### Supplied passage
-=-=-
Few review articles are as satisfying as the recent Paul Krugman examination of Robert Reich’s new book, Saving Capitalism: For the Many, Not the Few, in the New York Review of Books (December 17, 2015). To begin with, it was gratifying to find the stark candor behind the title of Reich’s book. “Saving capitalism” assuredly implies that capitalism is on the ropes—in danger of expiring—an implication that I both believe and welcome.
Robert Reich, Paul Krugman, and another colleague, Joseph Stiglitz share lofty accomplishments in academic economics and constitute the intellectual triumvirate informing the non-Marxist left in the US. Although they do not agree on everything, they share a core set of beliefs in the viability of capitalism and its need to reform. It is unusual to see Krugman and Reich suggesting such blatant urgency.
The felt urgency turns on the dramatic increase of economic inequality in major capitalist countries, particularly the US. Krugman stresses that inequality was an issue that Reich and he “were already taking seriously” twenty-five years ago. That may be, but I think it’s fair to say that neither was taking the growth of inequality seriously as a structural feature of capitalism until the important work of Thomas Piketty two years ago.
Krugman takes us on an intellectual journey, outlining in clear, non-technical terms how he, Reich, and other non-Marxist economists modified their understanding of the causes of inequality growth (not simply inequality, but its growth) over the last several decades. Where Krugman arrives is nothing short of amazing: he, no doubt unwittingly, describes an evolved capitalism resembling the capitalism that Marxists described well over half of a century ago.
Decades ago, liberal, mainstream economists believed that rising inequality in the US sprang from a poor match between technological requirements and workers’ skill sets—what Krugman calls “skill-based technological change” (SBTC). Education was seen as the great leveler, restoring wealth and income to those falling behind. But with the correlation between levels of education and compensation broken today, all reject SBTC as an adequate explanation and the key to arresting the growth of inequality. The growth of debt-laden college graduates working in call centers surely shatters that illusion. Or as Krugman smartly puts it: “…hedge fund managers and high school teachers have similar levels of formal training.”
But economists fell back on another technological example: robots and other productivity-enhancing devices replacing workers. But Krugman makes short shrift of this explanation:
…if we were experiencing a robot-driven technological revolution, why did productivity growth seem to be slowing, not accelerating?
…if it were getting easier to replace workers with machines, we should have seen a rise in business investment as corporations raced to take advantage of the new opportunities; we didn’t and in fact corporations have increasingly been parking their profits in banks or using them to buy back stocks.
Krugman thus dismisses a technological explanation for the growth of inequality.
Instead he urges that we consider the centerpiece of Reich’s study: monopoly power.
-=-=-
Layout dataset entries:
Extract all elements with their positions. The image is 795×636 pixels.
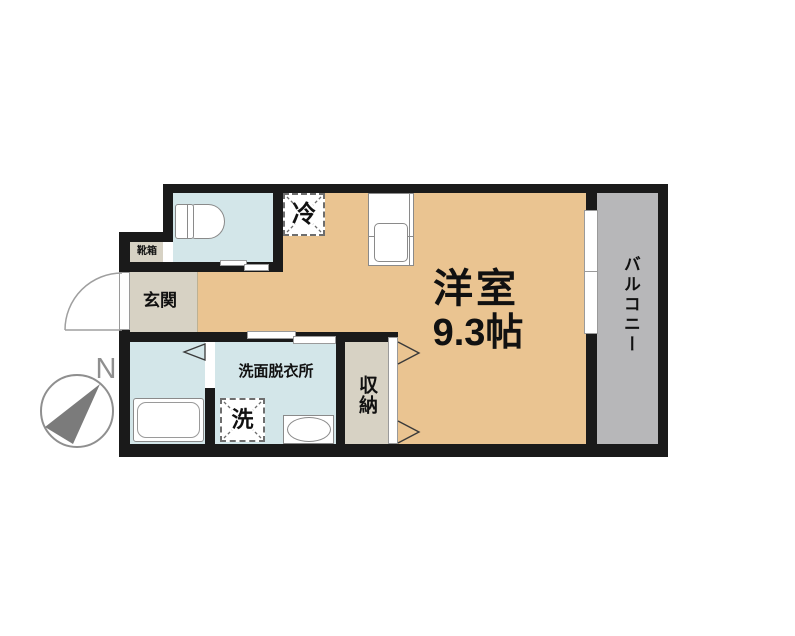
- balcony-label: バルコニー: [621, 255, 639, 355]
- main-room-size: 9.3帖: [433, 314, 524, 354]
- entrance-label: 玄関: [143, 292, 177, 310]
- washroom-label: 洗面脱衣所: [238, 364, 313, 380]
- main-room-label: 洋室: [433, 268, 519, 310]
- plan-symbols: [0, 0, 795, 636]
- shoe-box-label: 靴箱: [137, 247, 157, 258]
- refrigerator-corner-dashes: [287, 197, 321, 232]
- bathroom-door-arrow-icon: [184, 344, 205, 360]
- floor-plan: 冷 洗: [0, 0, 795, 636]
- compass-north-label: N: [96, 354, 117, 384]
- storage-door-arrow-icon: [398, 342, 419, 364]
- entrance-door-arc-icon: [65, 273, 122, 330]
- storage-label: 収納: [356, 375, 376, 415]
- storage-door-arrow-icon-2: [398, 421, 419, 443]
- washer-corner-dashes: [224, 402, 261, 438]
- compass-icon: [41, 375, 113, 447]
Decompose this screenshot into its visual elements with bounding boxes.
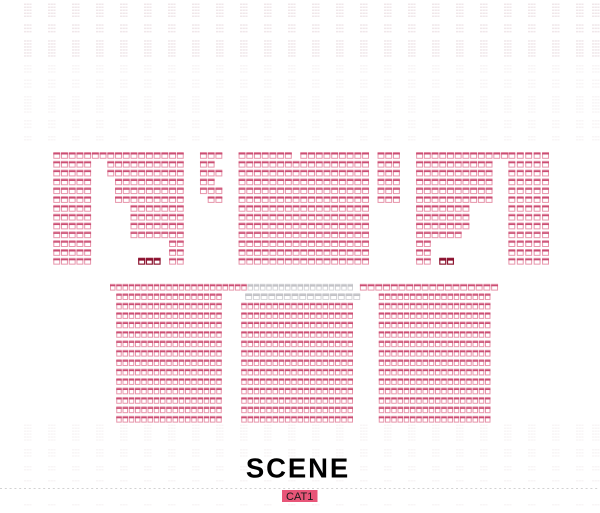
svg-text:CAT1: CAT1 <box>286 491 313 503</box>
svg-text:SCENE: SCENE <box>246 453 350 484</box>
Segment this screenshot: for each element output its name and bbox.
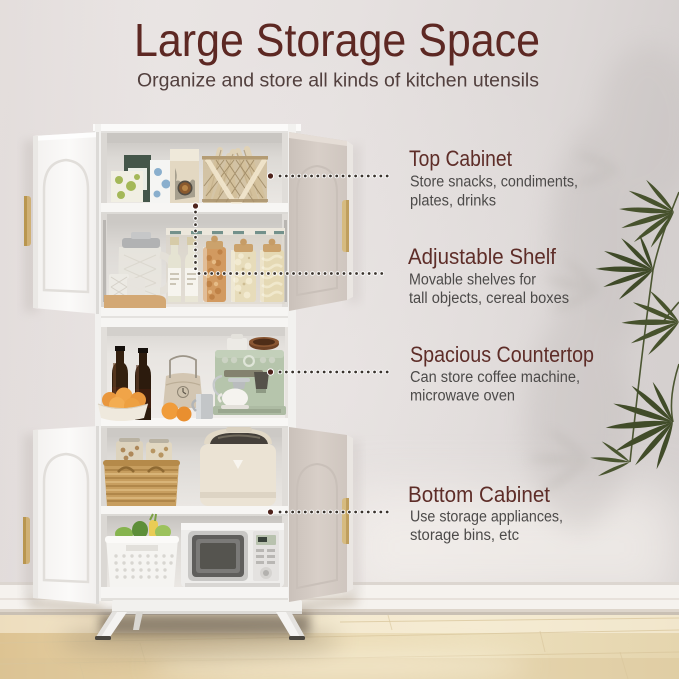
svg-text:Top Cabinet: Top Cabinet: [409, 146, 512, 171]
svg-text:Bottom Cabinet: Bottom Cabinet: [408, 482, 550, 507]
svg-text:Spacious Countertop: Spacious Countertop: [410, 342, 594, 367]
svg-text:Large Storage Space: Large Storage Space: [134, 14, 540, 66]
svg-text:Organize and store all kinds o: Organize and store all kinds of kitchen …: [137, 70, 539, 92]
svg-text:Use storage appliances,: Use storage appliances,: [410, 509, 563, 526]
svg-text:Adjustable Shelf: Adjustable Shelf: [408, 244, 557, 269]
svg-text:plates, drinks: plates, drinks: [410, 193, 496, 210]
svg-text:Can store coffee machine,: Can store coffee machine,: [410, 369, 580, 386]
svg-text:microwave oven: microwave oven: [410, 388, 515, 405]
svg-text:Store snacks, condiments,: Store snacks, condiments,: [410, 174, 578, 191]
svg-text:storage bins, etc: storage bins, etc: [410, 527, 519, 544]
svg-text:tall objects, cereal boxes: tall objects, cereal boxes: [409, 290, 569, 307]
svg-text:Movable shelves for: Movable shelves for: [409, 272, 536, 289]
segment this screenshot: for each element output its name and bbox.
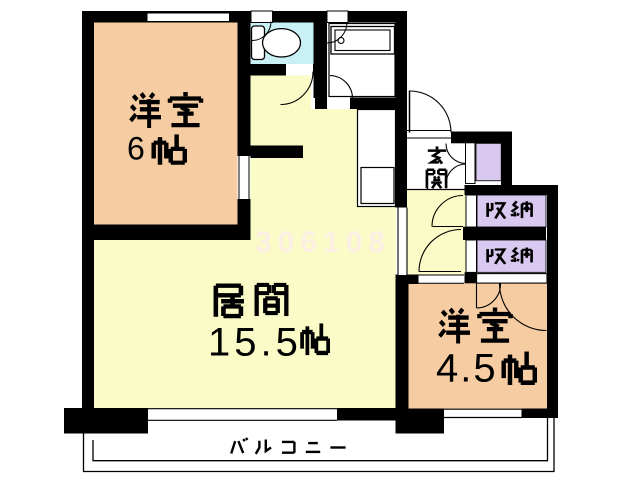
svg-text:15.5: 15.5 xyxy=(208,321,302,365)
svg-text:6: 6 xyxy=(127,131,145,167)
svg-text:4.5: 4.5 xyxy=(436,347,498,391)
svg-text:306108: 306108 xyxy=(255,226,391,259)
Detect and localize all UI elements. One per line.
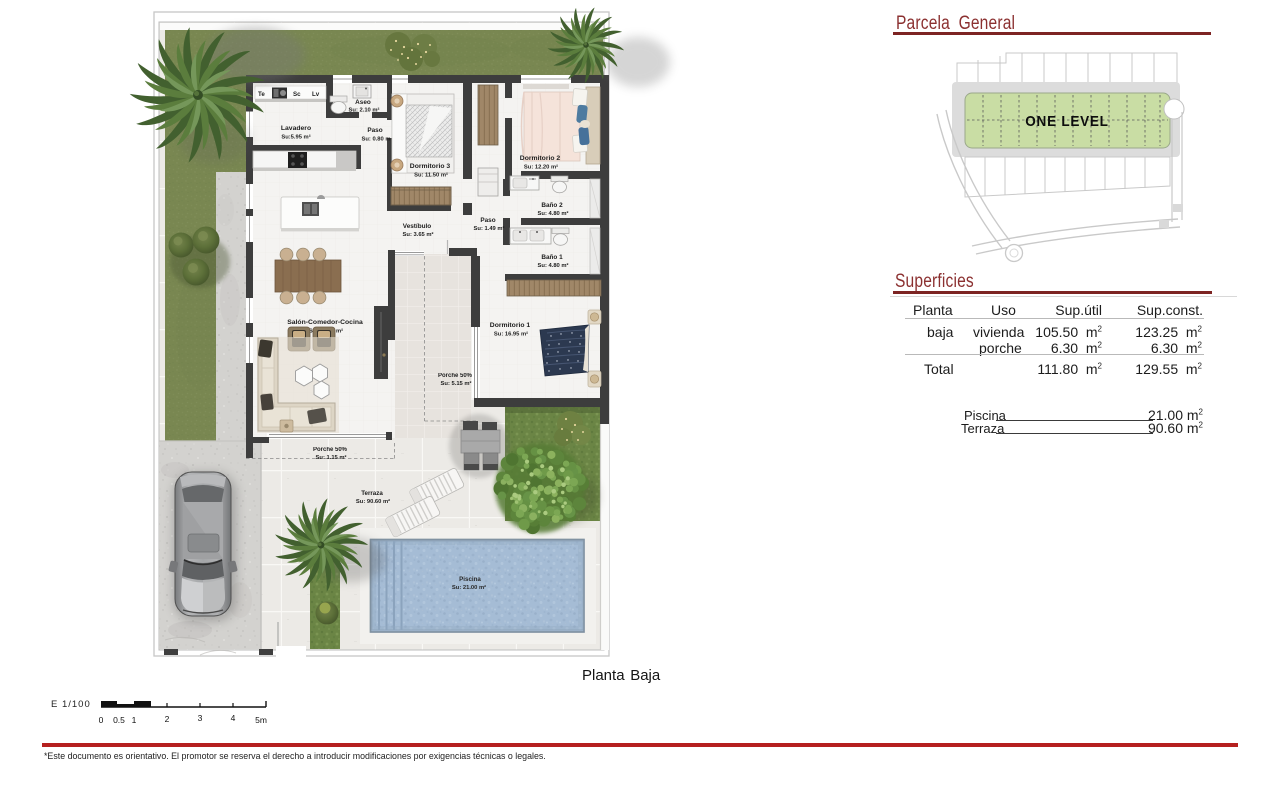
svg-text:Su: 4.80 m²: Su: 4.80 m²: [538, 210, 569, 217]
svg-text:Su: 3.65 m²: Su: 3.65 m²: [403, 231, 434, 238]
svg-text:Terraza: Terraza: [361, 490, 383, 497]
svg-text:3: 3: [198, 713, 203, 723]
svg-text:1: 1: [132, 715, 137, 725]
svg-text:Su: 1.15 m²: Su: 1.15 m²: [316, 454, 347, 461]
svg-text:Porche 50%: Porche 50%: [313, 447, 348, 453]
svg-text:ONE LEVEL: ONE LEVEL: [1025, 113, 1108, 130]
svg-text:0: 0: [99, 715, 104, 725]
svg-text:Porche 50%: Porche 50%: [438, 373, 473, 379]
svg-text:Su:5.95 m²: Su:5.95 m²: [281, 134, 310, 141]
svg-text:Su: 4.80 m²: Su: 4.80 m²: [538, 262, 569, 269]
svg-text:2: 2: [165, 714, 170, 724]
svg-text:Su: 0.80 m: Su: 0.80 m: [362, 137, 391, 143]
svg-text:Te: Te: [258, 91, 265, 98]
svg-text:Baño 1: Baño 1: [541, 254, 563, 261]
svg-text:Dormitorio 1: Dormitorio 1: [490, 322, 531, 329]
svg-text:0.5: 0.5: [113, 715, 125, 725]
svg-text:4: 4: [231, 713, 236, 723]
svg-text:Su: 2.10 m²: Su: 2.10 m²: [349, 107, 380, 114]
svg-text:Su: 16.95 m²: Su: 16.95 m²: [494, 331, 528, 338]
svg-text:Salón-Comedor-Cocina: Salón-Comedor-Cocina: [287, 319, 363, 326]
svg-text:Baño 2: Baño 2: [541, 202, 563, 209]
svg-text:5m: 5m: [255, 715, 267, 725]
svg-text:Sc: Sc: [293, 91, 301, 98]
svg-text:Dormitorio 2: Dormitorio 2: [520, 155, 561, 162]
svg-text:Aseo: Aseo: [355, 99, 371, 106]
svg-text:Su: 12.20 m²: Su: 12.20 m²: [524, 164, 558, 171]
svg-text:Paso: Paso: [367, 127, 382, 134]
svg-text:Piscina: Piscina: [459, 576, 481, 583]
svg-text:Dormitorio 3: Dormitorio 3: [410, 163, 451, 170]
svg-text:Vestíbulo: Vestíbulo: [403, 223, 432, 230]
svg-text:Su: 11.50 m²: Su: 11.50 m²: [414, 172, 448, 179]
svg-text:Lavadero: Lavadero: [281, 125, 311, 132]
svg-text:Paso: Paso: [480, 217, 495, 224]
svg-text:Lv: Lv: [312, 91, 320, 98]
svg-text:Su: 90.60 m²: Su: 90.60 m²: [356, 498, 390, 505]
svg-text:Su: 5.15 m²: Su: 5.15 m²: [441, 380, 472, 387]
svg-text:Su: 1.49 m²: Su: 1.49 m²: [474, 225, 505, 232]
svg-text:Su: 21.00 m²: Su: 21.00 m²: [452, 584, 486, 591]
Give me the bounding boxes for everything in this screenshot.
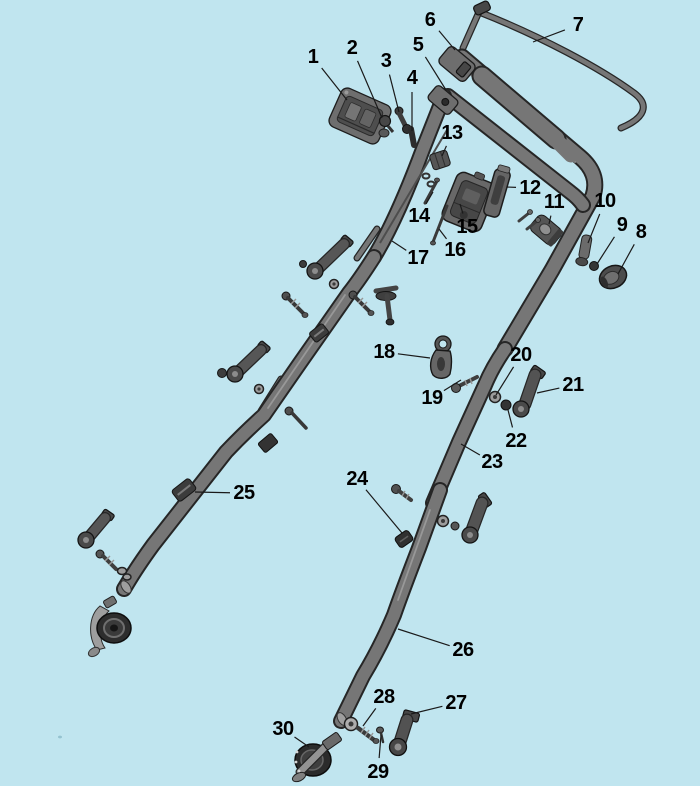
washer-mid-upper	[330, 280, 339, 289]
part-number-label-24: 24	[346, 468, 369, 490]
part-number-label-23: 23	[481, 451, 503, 473]
washer-right	[438, 516, 449, 527]
part-number-label-21: 21	[562, 374, 584, 396]
part-number-label-27: 27	[445, 692, 467, 714]
part-number-label-13: 13	[441, 122, 463, 144]
pivot-pin	[411, 129, 414, 145]
washer-28	[345, 718, 358, 731]
part-number-label-17: 17	[407, 247, 429, 269]
part-number-label-28: 28	[373, 686, 395, 708]
part-number-label-18: 18	[373, 341, 395, 363]
part-number-label-2: 2	[347, 37, 358, 59]
part-number-label-3: 3	[381, 50, 392, 72]
part-number-label-11: 11	[544, 191, 565, 213]
part-number-label-20: 20	[510, 344, 532, 366]
washer-mid-lower	[255, 385, 264, 394]
part-number-label-7: 7	[573, 14, 584, 36]
part-number-label-19: 19	[421, 387, 443, 409]
part-number-label-12: 12	[519, 177, 541, 199]
part-number-label-30: 30	[272, 718, 294, 740]
part-number-label-14: 14	[408, 205, 431, 227]
nut-22	[501, 400, 511, 410]
leader-line-25	[195, 492, 230, 493]
stray-mark	[58, 736, 62, 739]
part-number-label-16: 16	[444, 239, 466, 261]
part-number-label-10: 10	[594, 190, 616, 212]
washer-20	[490, 392, 501, 403]
exploded-parts-diagram: 1234567891011121314151617181920212223242…	[0, 0, 700, 786]
part-number-label-22: 22	[505, 430, 527, 452]
part-number-label-25: 25	[233, 482, 255, 504]
part-number-label-15: 15	[456, 216, 478, 238]
part-number-label-6: 6	[425, 9, 436, 31]
part-number-label-5: 5	[413, 34, 424, 56]
spacer-right	[451, 522, 459, 530]
part-number-label-8: 8	[636, 221, 647, 243]
part-number-label-29: 29	[367, 761, 389, 783]
part-number-label-26: 26	[452, 639, 474, 661]
part-number-label-1: 1	[308, 46, 319, 68]
part-number-label-4: 4	[407, 67, 419, 89]
part-number-label-9: 9	[617, 214, 628, 236]
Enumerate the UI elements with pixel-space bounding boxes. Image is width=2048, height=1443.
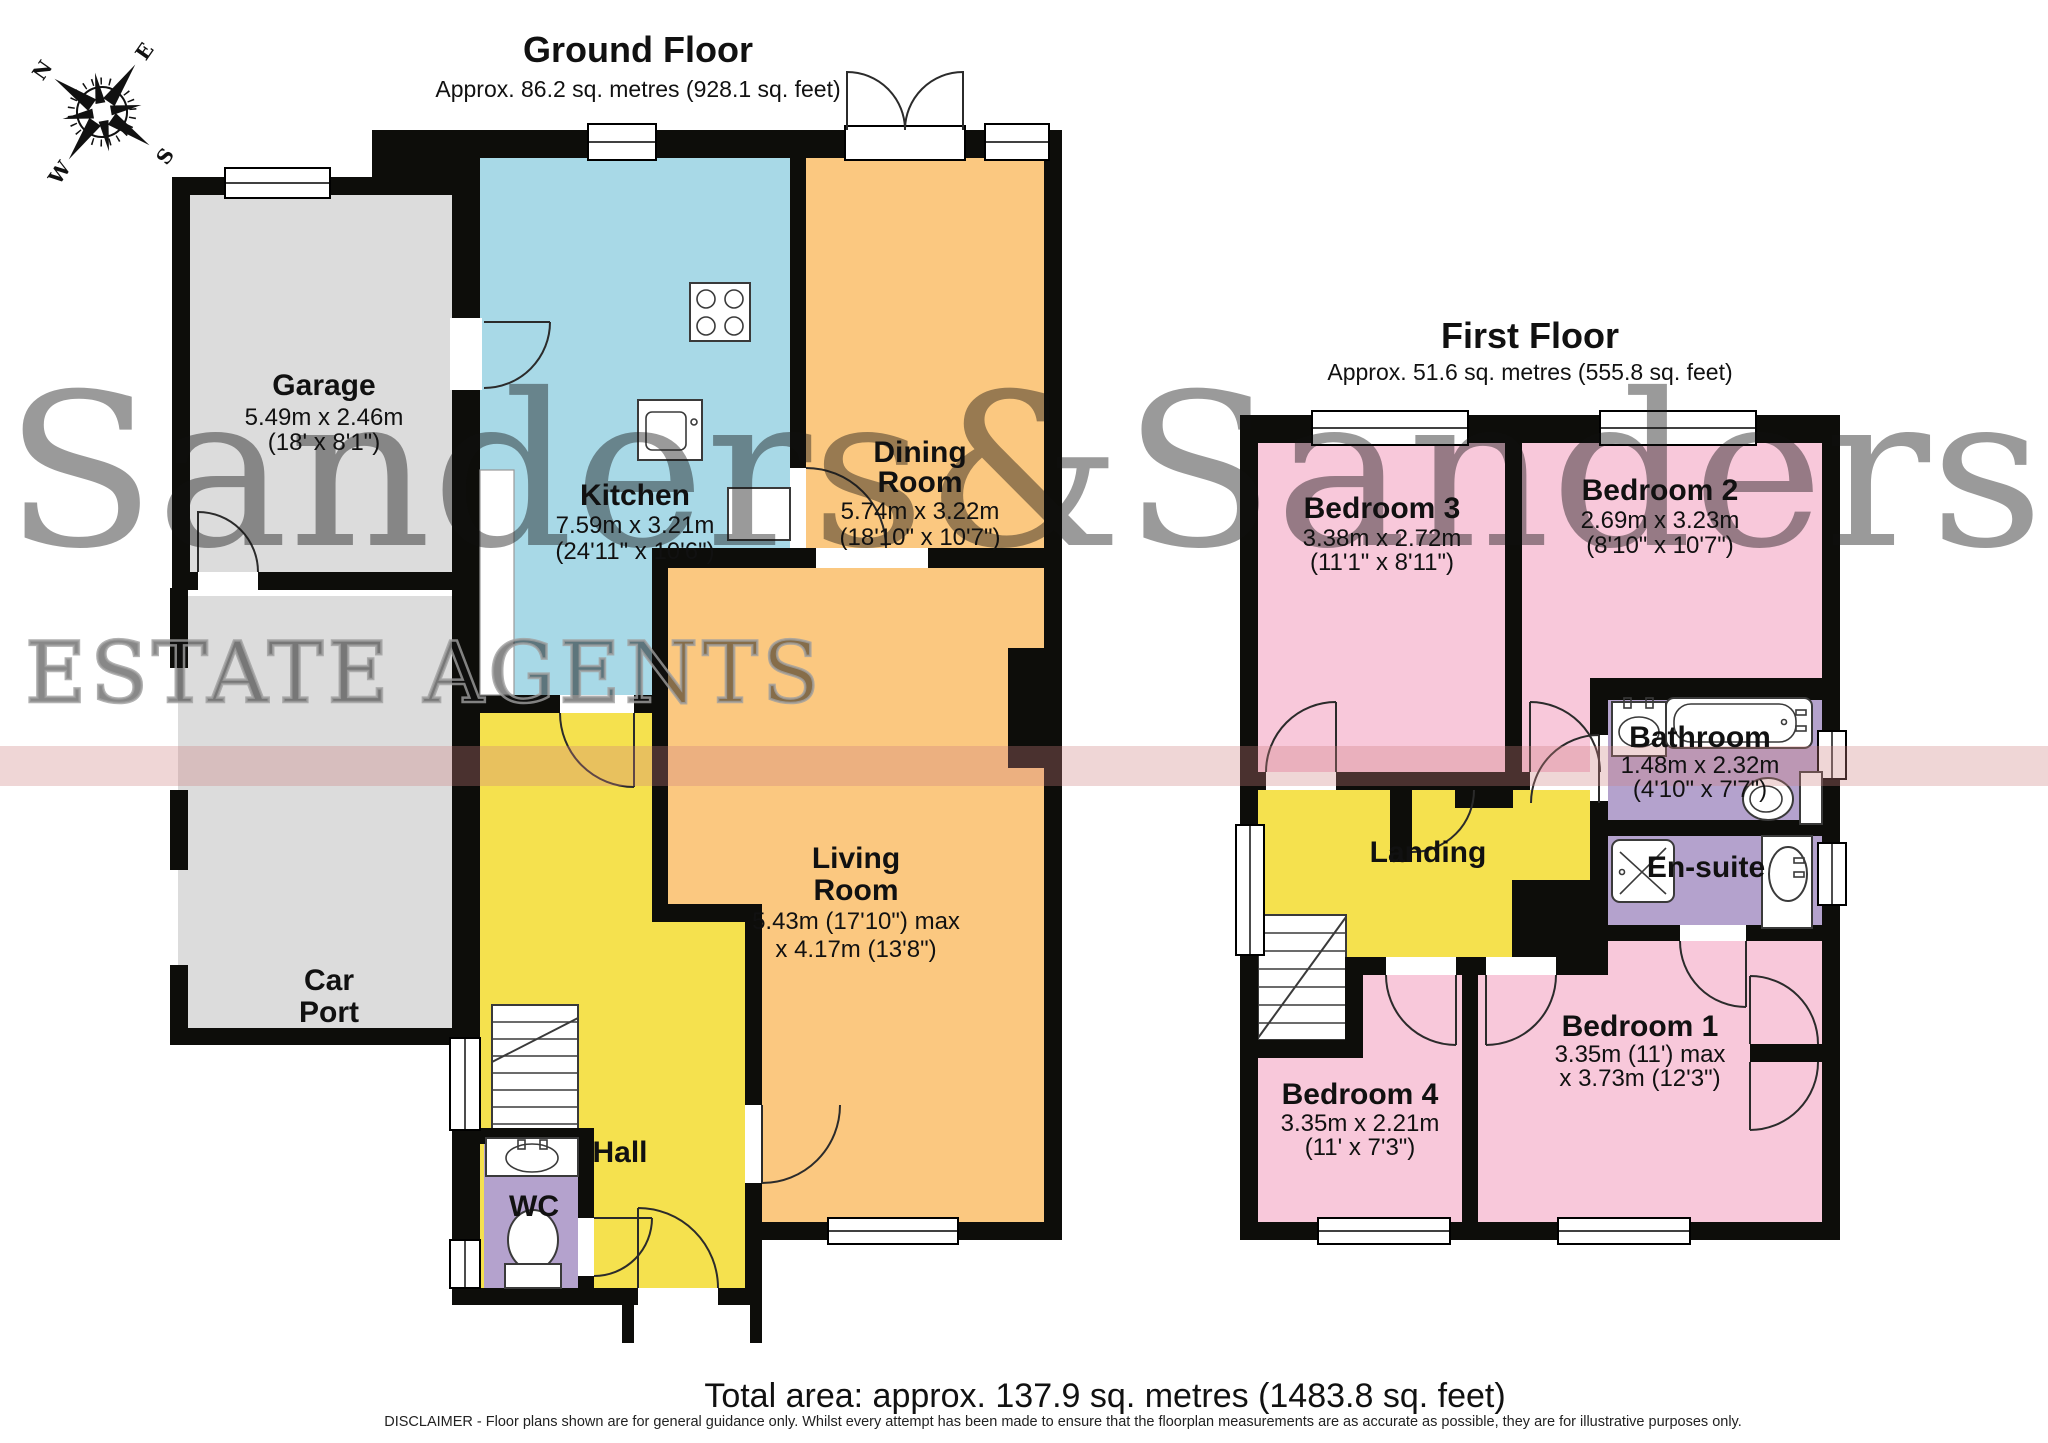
-=-=-
### Task prompt
Write the next part of the essay on Krugman's review of Reich, starting after its final sentence. These entries have no connection to the essay on Krugman's review of Reich.

### Output for this task
It is the concentration of economic power in the hands of fewer corporate players that accounts for growing economic inequality, according to Krugman and Reich: “…it’s obvious to the naked eye that our economy consists much more of monopolies and oligopolists than it does of the atomistic, price-taking competitors economists often envision.”
So why did it take Reich and Krugman so long to arrive at this juncture, a place that Lenin visited over a hundred years ago? Marxist writers like Paul Baran and Paul Sweezy devoted an entire influential book to monopoly capitalism nearly fifty years ago.
Krugman apologetically-- “an intellectual and a policy error”--attributes the mainstream economic neglect of monopoly to an influential paper written by Milton Friedman in 1953 that emphatically dismissed the effects of monopoly power on significant economic behavior.
Thus, non-Marxist economists and their political allies have scorned the concept of monopoly power until recently, a concept that Marxists have made a centerpiece of their analyses for most of the twentieth century. What is “obvious to the naked eye…” now informs the theories embraced by our left-leaning reformers.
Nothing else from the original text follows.